## Instructions to follow:
Leaving the pictures aside, transcribe every line below exactly.

## Input:

▶

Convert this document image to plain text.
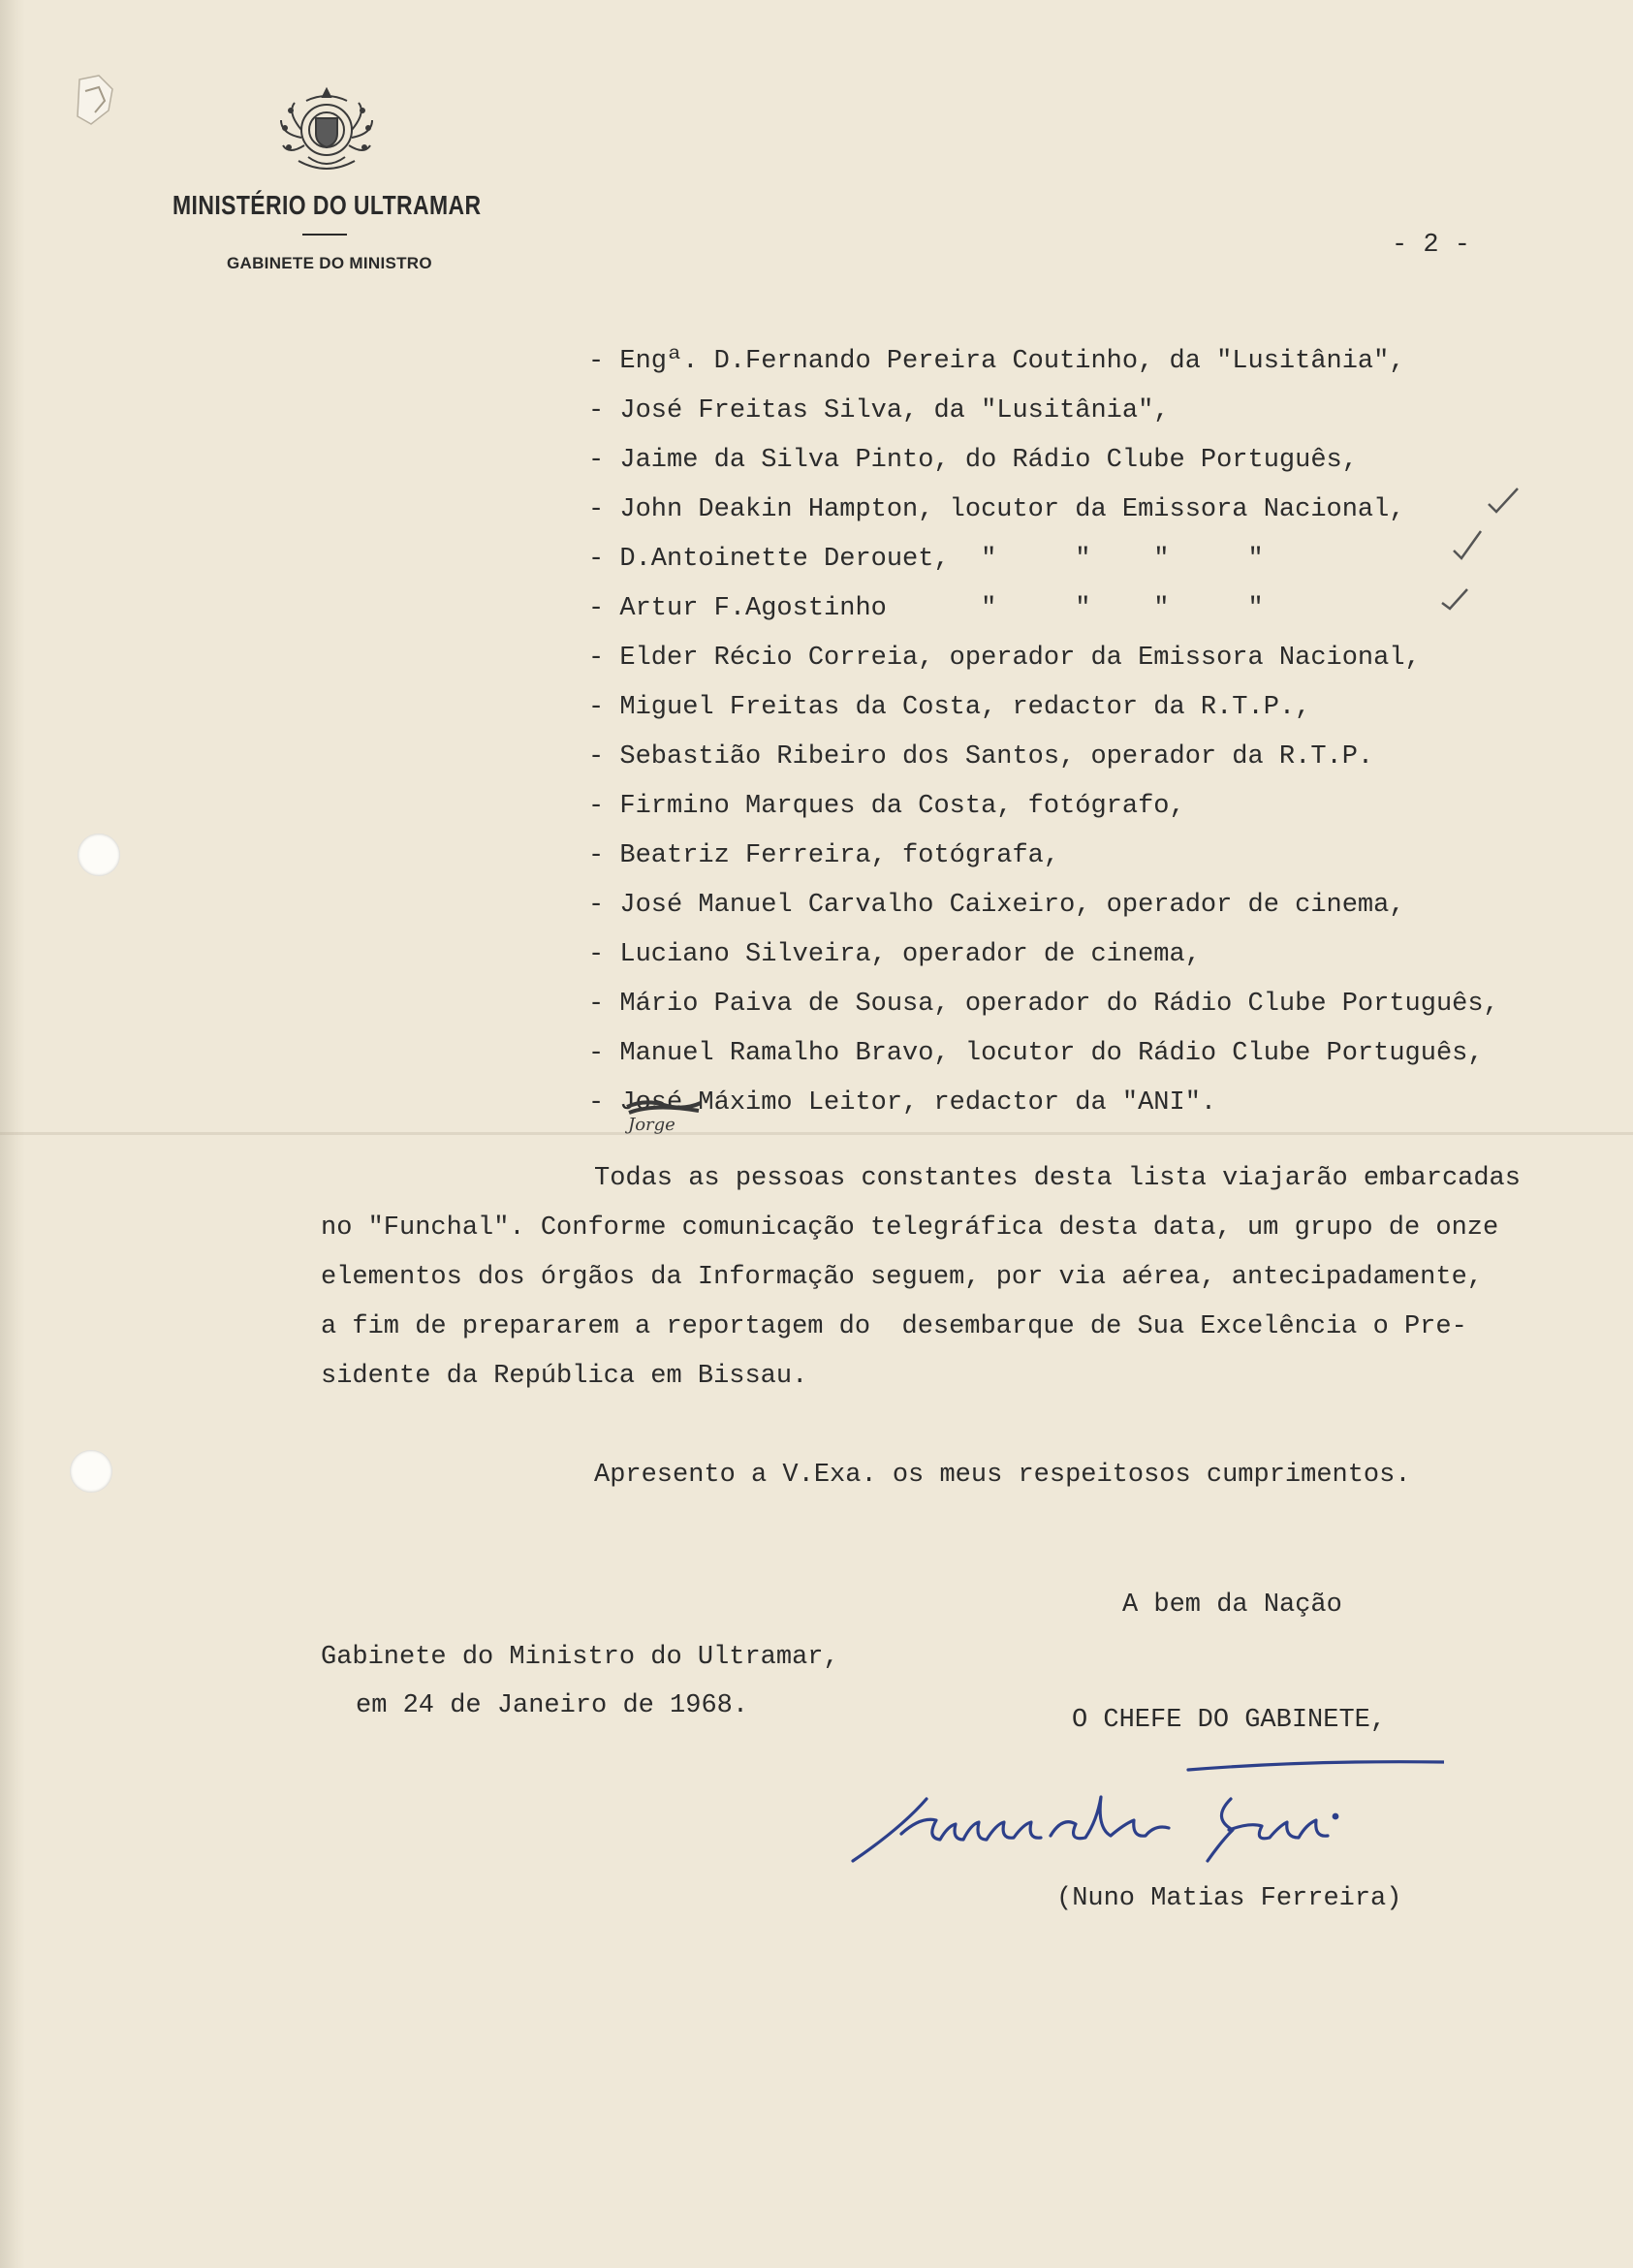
MINISTÉRIO DO ULTRAMAR
GABINETE DO MINISTRO
- 2 -
- Engª. D.Fernando Pereira Coutinho, da "Lusitânia",
- José Freitas Silva, da "Lusitânia",
- Jaime da Silva Pinto, do Rádio Clube Português,
- John Deakin Hampton, locutor da Emissora Nacional,
- D.Antoinette Derouet,  "     "    "     "
- Artur F.Agostinho      "     "    "     "
- Elder Récio Correia, operador da Emissora Nacional,
- Miguel Freitas da Costa, redactor da R.T.P.,
- Sebastião Ribeiro dos Santos, operador da R.T.P.
- Firmino Marques da Costa, fotógrafo,
- Beatriz Ferreira, fotógrafa,
- José Manuel Carvalho Caixeiro, operador de cinema,
- Luciano Silveira, operador de cinema,
- Mário Paiva de Sousa, operador do Rádio Clube Português,
- Manuel Ramalho Bravo, locutor do Rádio Clube Português,
- José Máximo Leitor, redactor da "ANI".
Jorge
Todas as pessoas constantes desta lista viajarão embarcadas
no "Funchal". Conforme comunicação telegráfica desta data, um grupo de onze
elementos dos órgãos da Informação seguem, por via aérea, antecipadamente,
a fim de prepararem a reportagem do  desembarque de Sua Excelência o Pre-
sidente da República em Bissau.
Apresento a V.Exa. os meus respeitosos cumprimentos.
A bem da Nação
Gabinete do Ministro do Ultramar,
em 24 de Janeiro de 1968.	O CHEFE DO GABINETE,
(Nuno Matias Ferreira)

◀

## Problem solution:
Convert this document image to plain text.
MINISTÉRIO DO ULTRAMAR
GABINETE DO MINISTRO
- 2 -
- Engª. D.Fernando Pereira Coutinho, da "Lusitânia",
- José Freitas Silva, da "Lusitânia",
- Jaime da Silva Pinto, do Rádio Clube Português,
- John Deakin Hampton, locutor da Emissora Nacional,
- D.Antoinette Derouet,  "     "    "     "
- Artur F.Agostinho      "     "    "     "
- Elder Récio Correia, operador da Emissora Nacional,
- Miguel Freitas da Costa, redactor da R.T.P.,
- Sebastião Ribeiro dos Santos, operador da R.T.P.
- Firmino Marques da Costa, fotógrafo,
- Beatriz Ferreira, fotógrafa,
- José Manuel Carvalho Caixeiro, operador de cinema,
- Luciano Silveira, operador de cinema,
- Mário Paiva de Sousa, operador do Rádio Clube Português,
- Manuel Ramalho Bravo, locutor do Rádio Clube Português,
- José Máximo Leitor, redactor da "ANI".
Jorge
Todas as pessoas constantes desta lista viajarão embarcadas
no "Funchal". Conforme comunicação telegráfica desta data, um grupo de onze
elementos dos órgãos da Informação seguem, por via aérea, antecipadamente,
a fim de prepararem a reportagem do  desembarque de Sua Excelência o Pre-
sidente da República em Bissau.
Apresento a V.Exa. os meus respeitosos cumprimentos.
A bem da Nação
Gabinete do Ministro do Ultramar,
em 24 de Janeiro de 1968.	O CHEFE DO GABINETE,
(Nuno Matias Ferreira)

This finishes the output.